### Directions for this task
Give the items below as a numbered list, beginning at the line that contains "71, 529, 95]" and stopping after the line that contains "opening-date-field[interactable]: 25. 4.". Leave out any blank lines.

— START OF Records supplied —

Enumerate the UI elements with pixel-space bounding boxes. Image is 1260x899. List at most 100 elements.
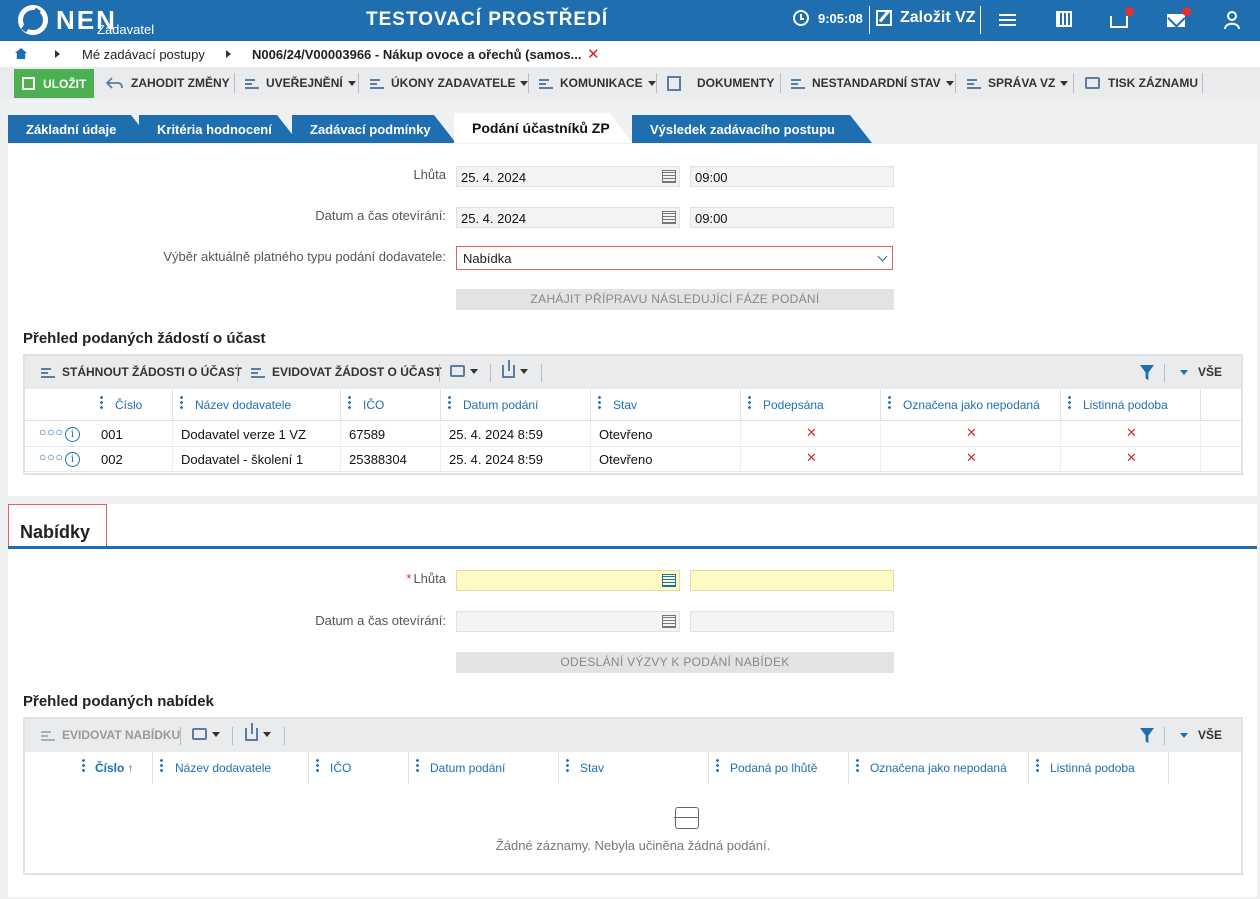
actions-menu-button[interactable]: ÚKONY ZADAVATELE: [370, 71, 529, 95]
tab-tender-conditions[interactable]: Zadávací podmínky: [292, 115, 456, 143]
create-vz-button[interactable]: Založit VZ: [876, 9, 976, 27]
opening-date-field[interactable]: 25. 4. 2024: [456, 207, 680, 228]
col-supplier[interactable]: Název dodavatele: [175, 761, 272, 775]
export-menu-button[interactable]: [245, 723, 271, 741]
column-menu-icon[interactable]: [598, 395, 601, 411]
user-icon[interactable]: [1222, 10, 1242, 30]
view-all-button[interactable]: VŠE: [1180, 365, 1222, 379]
send-call-for-offers-button[interactable]: ODESLÁNÍ VÝZVY K PODÁNÍ NABÍDEK: [456, 652, 894, 673]
info-icon[interactable]: i: [65, 427, 80, 442]
print-record-button[interactable]: TISK ZÁZNAMU: [1085, 71, 1198, 95]
col-paper-form[interactable]: Listinná podoba: [1083, 398, 1168, 412]
col-state[interactable]: Stav: [613, 398, 638, 412]
col-signed[interactable]: Podepsána: [763, 398, 824, 412]
home-icon[interactable]: [15, 48, 27, 59]
col-date[interactable]: Datum podání: [430, 761, 506, 775]
col-ico[interactable]: IČO: [363, 398, 385, 412]
print-menu-button[interactable]: [450, 365, 478, 377]
export-icon: [245, 723, 258, 741]
more-icon[interactable]: ○○○: [39, 425, 64, 439]
col-state[interactable]: Stav: [580, 761, 605, 775]
col-paper-form[interactable]: Listinná podoba: [1050, 761, 1135, 775]
column-menu-icon[interactable]: [100, 395, 103, 411]
list-icon: [251, 366, 265, 378]
calculator-icon[interactable]: [1056, 11, 1072, 27]
opening-time-field[interactable]: 09:00: [690, 207, 894, 228]
view-all-button[interactable]: VŠE: [1180, 728, 1222, 742]
communication-menu-button[interactable]: KOMUNIKACE: [539, 71, 656, 95]
nen-logo[interactable]: NEN: [18, 5, 117, 35]
calendar-icon[interactable]: [662, 574, 676, 587]
column-menu-icon[interactable]: [82, 758, 85, 774]
filter-button[interactable]: [1140, 728, 1154, 743]
column-menu-icon[interactable]: [856, 758, 859, 774]
column-menu-icon[interactable]: [180, 395, 183, 411]
col-number[interactable]: Číslo: [115, 398, 143, 412]
col-date[interactable]: Datum podání: [463, 398, 539, 412]
deadline-time-field[interactable]: 09:00: [690, 166, 894, 187]
column-menu-icon[interactable]: [1068, 395, 1071, 411]
column-menu-icon[interactable]: [348, 395, 351, 411]
chevron-down-icon: [1180, 369, 1188, 375]
offers-deadline-date-field[interactable]: [456, 570, 680, 591]
header-divider: [869, 6, 870, 34]
calendar-icon[interactable]: [662, 615, 676, 628]
discard-changes-button[interactable]: ZAHODIT ZMĚNY: [106, 71, 230, 95]
submission-type-value: Nabídka: [463, 251, 512, 266]
column-menu-icon[interactable]: [316, 758, 319, 774]
tab-participant-submissions[interactable]: Podání účastníků ZP: [454, 113, 632, 143]
breadcrumb-item-current[interactable]: N006/24/V00003966 - Nákup ovoce a ořechů…: [252, 47, 582, 62]
print-menu-button[interactable]: [192, 728, 220, 740]
submission-type-select[interactable]: Nabídka: [456, 246, 893, 270]
column-menu-icon[interactable]: [888, 395, 891, 411]
col-ico[interactable]: IČO: [330, 761, 352, 775]
col-late[interactable]: Podaná po lhůtě: [730, 761, 818, 775]
record-request-button[interactable]: EVIDOVAT ŽÁDOST O ÚČAST: [251, 365, 442, 379]
column-menu-icon[interactable]: [748, 395, 751, 411]
nonstandard-state-menu-button[interactable]: NESTANDARDNÍ STAV: [791, 71, 954, 95]
tab-evaluation-criteria[interactable]: Kritéria hodnocení: [139, 115, 299, 143]
record-offer-button[interactable]: EVIDOVAT NABÍDKU: [41, 728, 180, 742]
column-menu-icon[interactable]: [448, 395, 451, 411]
col-marked-unsubmitted[interactable]: Označena jako nepodaná: [870, 761, 1007, 775]
filter-button[interactable]: [1140, 365, 1154, 380]
breadcrumb-item-procedures[interactable]: Mé zadávací postupy: [82, 47, 205, 62]
col-supplier[interactable]: Název dodavatele: [195, 398, 292, 412]
inbox-button[interactable]: [1110, 7, 1134, 30]
download-requests-button[interactable]: STÁHNOUT ŽÁDOSTI O ÚČAST: [41, 365, 242, 379]
close-icon[interactable]: ✕: [587, 46, 600, 63]
grid-toolbar-divider: [439, 364, 440, 382]
print-label: TISK ZÁZNAMU: [1108, 76, 1198, 90]
more-icon[interactable]: ○○○: [39, 450, 64, 464]
column-menu-icon[interactable]: [716, 758, 719, 774]
menu-icon[interactable]: [999, 11, 1019, 31]
documents-button[interactable]: DOKUMENTY: [667, 71, 774, 95]
column-menu-icon[interactable]: [416, 758, 419, 774]
calendar-icon[interactable]: [662, 211, 676, 224]
tab-basic-info[interactable]: Základní údaje: [8, 115, 153, 143]
publish-menu-button[interactable]: UVEŘEJNĚNÍ: [245, 71, 356, 95]
offers-opening-date-field[interactable]: [456, 611, 680, 632]
column-menu-icon[interactable]: [1036, 758, 1039, 774]
export-menu-button[interactable]: [502, 360, 528, 378]
mail-button[interactable]: [1167, 7, 1191, 30]
offers-opening-time-field[interactable]: [690, 611, 894, 632]
column-divider: [590, 389, 591, 421]
column-menu-icon[interactable]: [566, 758, 569, 774]
publish-label: UVEŘEJNĚNÍ: [266, 76, 343, 90]
column-menu-icon[interactable]: [160, 758, 163, 774]
info-icon[interactable]: i: [65, 452, 80, 467]
calendar-icon[interactable]: [662, 170, 676, 183]
offers-deadline-time-field[interactable]: [690, 570, 894, 591]
deadline-date-field[interactable]: 25. 4. 2024: [456, 166, 680, 187]
save-button[interactable]: ULOŽIT: [14, 69, 94, 98]
chevron-down-icon: [347, 80, 356, 86]
cross-icon: ✕: [966, 425, 977, 440]
table-row[interactable]: ○○○ i 001 Dodavatel verze 1 VZ 67589 25.…: [25, 422, 1241, 447]
table-row[interactable]: ○○○ i 002 Dodavatel - školení 1 25388304…: [25, 447, 1241, 472]
manage-vz-menu-button[interactable]: SPRÁVA VZ: [967, 71, 1069, 95]
tab-procedure-result[interactable]: Výsledek zadávacího postupu: [632, 115, 872, 143]
col-number-sorted[interactable]: Číslo ↑: [95, 761, 134, 775]
start-next-phase-button[interactable]: ZAHÁJIT PŘÍPRAVU NÁSLEDUJÍCÍ FÁZE PODÁNÍ: [456, 289, 894, 310]
col-marked-unsubmitted[interactable]: Označena jako nepodaná: [903, 398, 1040, 412]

— END OF Records supplied —

### Complete response
1. actions-menu-button[interactable]: ÚKONY ZADAVATELE: [370, 71, 529, 95]
2. tab-tender-conditions[interactable]: Zadávací podmínky: [292, 115, 456, 143]
3. create-vz-button[interactable]: Založit VZ: [876, 9, 976, 27]
4. opening-date-field[interactable]: 25. 4. 2024: [456, 207, 680, 228]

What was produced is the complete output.